WRITTEN PROBLEM: Which lines include the word "into"? Copy each of them.

DATA FOR THE TASK:
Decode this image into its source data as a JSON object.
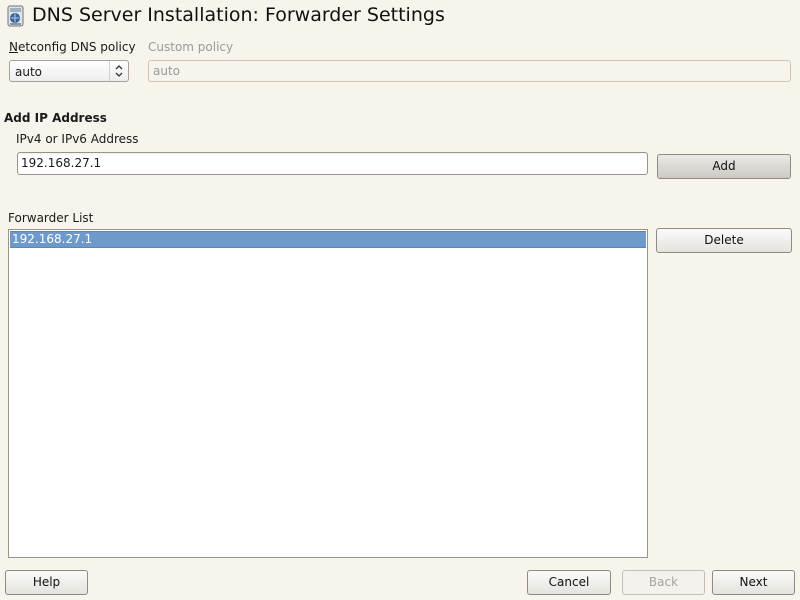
{
  "window": {
    "title": "DNS Server Installation: Forwarder Settings",
    "icon": "dns-server-icon"
  },
  "netconfig": {
    "label": "Netconfig DNS policy",
    "value": "auto",
    "custom_label": "Custom policy",
    "custom_value": "auto"
  },
  "add_ip": {
    "heading": "Add IP Address",
    "field_label": "IPv4 or IPv6 Address",
    "field_value": "192.168.27.1",
    "add_button": "Add"
  },
  "forwarder_list": {
    "label": "Forwarder List",
    "items": [
      "192.168.27.1"
    ],
    "selected_index": 0,
    "delete_button": "Delete"
  },
  "footer": {
    "help": "Help",
    "cancel": "Cancel",
    "back": "Back",
    "next": "Next"
  },
  "colors": {
    "background": "#f7f4ec",
    "selection": "#6e9acb"
  }
}
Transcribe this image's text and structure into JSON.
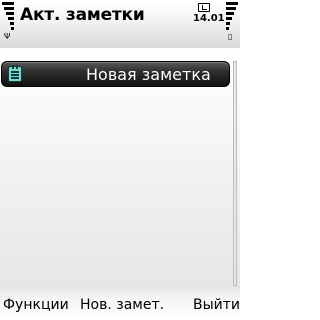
{
  "status": {
    "title": "Акт. заметки",
    "time": "14.01",
    "signal_symbol": "Ψ",
    "battery_symbol": "▯",
    "icons": [
      "signal-icon",
      "clock-icon",
      "battery-icon"
    ]
  },
  "list": {
    "items": [
      {
        "label": "Новая заметка",
        "icon": "note-icon",
        "selected": true
      }
    ]
  },
  "softkeys": {
    "left": "Функции",
    "middle": "Нов. замет.",
    "right": "Выйти"
  },
  "colors": {
    "highlight": "#1a1a1a",
    "highlight_text": "#ffffff",
    "note_icon": "#7fd6d0"
  }
}
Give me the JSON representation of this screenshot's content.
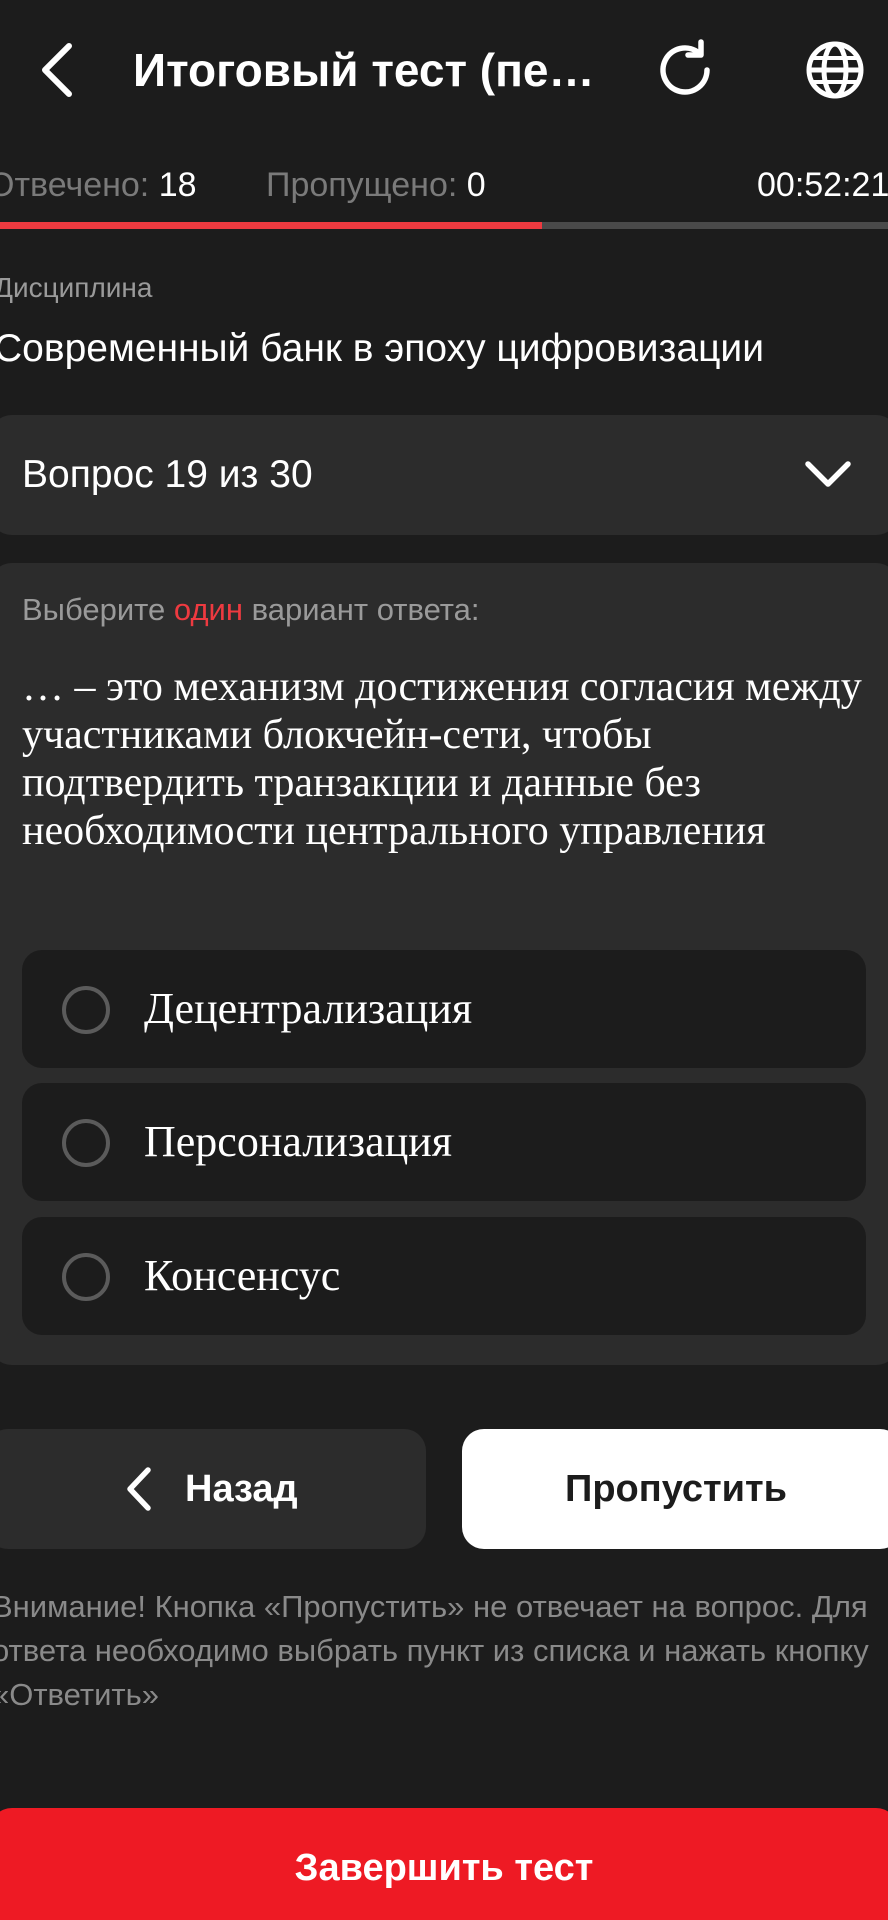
{
  "header": {
    "title": "Итоговый тест (пе…",
    "back_icon": "chevron-left-icon",
    "reload_icon": "reload-icon",
    "globe_icon": "globe-icon"
  },
  "status": {
    "answered_label": "Отвечено:",
    "answered_value": "18",
    "skipped_label": "Пропущено:",
    "skipped_value": "0",
    "timer": "00:52:21",
    "progress_fraction": 0.61
  },
  "discipline": {
    "label": "Дисциплина",
    "name": "Современный банк в эпоху цифровизации"
  },
  "question_selector": {
    "label": "Вопрос 19 из 30",
    "icon": "chevron-down-icon"
  },
  "question": {
    "hint_prefix": "Выберите",
    "hint_accent": "один",
    "hint_suffix": "вариант ответа:",
    "text": "… – это механизм достижения согласия между участниками блокчейн-сети, чтобы подтвердить транзакции и данные без необходимости центрального управления",
    "options": [
      {
        "label": "Децентрализация"
      },
      {
        "label": "Персонализация"
      },
      {
        "label": "Консенсус"
      }
    ]
  },
  "actions": {
    "back_label": "Назад",
    "skip_label": "Пропустить",
    "finish_label": "Завершить тест"
  },
  "warning": "Внимание! Кнопка «Пропустить» не отвечает на вопрос. Для ответа необходимо выбрать пункт из списка и нажать кнопку «Ответить»",
  "colors": {
    "background": "#1c1c1c",
    "surface": "#2c2c2c",
    "accent": "#ee3a40",
    "finish": "#ee1a24"
  }
}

REPLY:
Decode this image into its source data as a JSON object.
Transcribe this image's text and structure into JSON.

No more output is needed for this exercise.